- _TASK DETAILS_: Find the lines that hold the word "intervention" and return them.

═══ INPUT DATA ═══

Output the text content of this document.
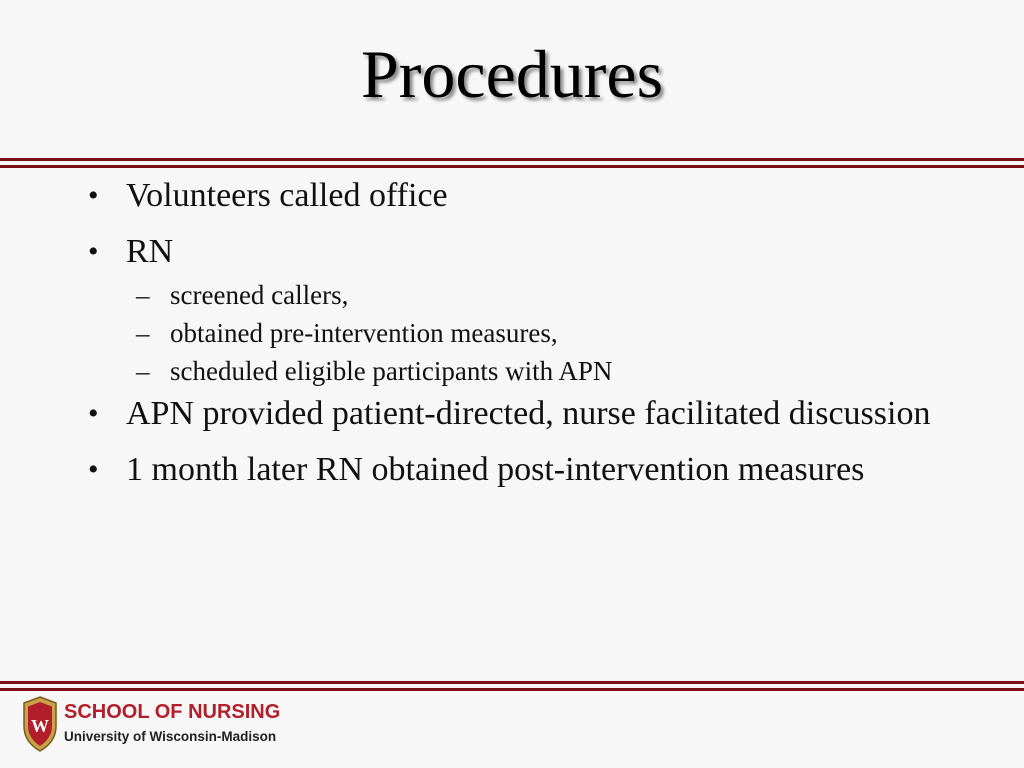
Procedures
• Volunteers called office
• RN
– screened callers,
– obtained pre-intervention measures,
– scheduled eligible participants with APN
• APN provided patient-directed, nurse facilitated discussion
• 1 month later RN obtained post-intervention measures
W
SCHOOL OF NURSING
University of Wisconsin-Madison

═══

- _TASK RESULT_:
– obtained pre-intervention measures,
• 1 month later RN obtained post-intervention measures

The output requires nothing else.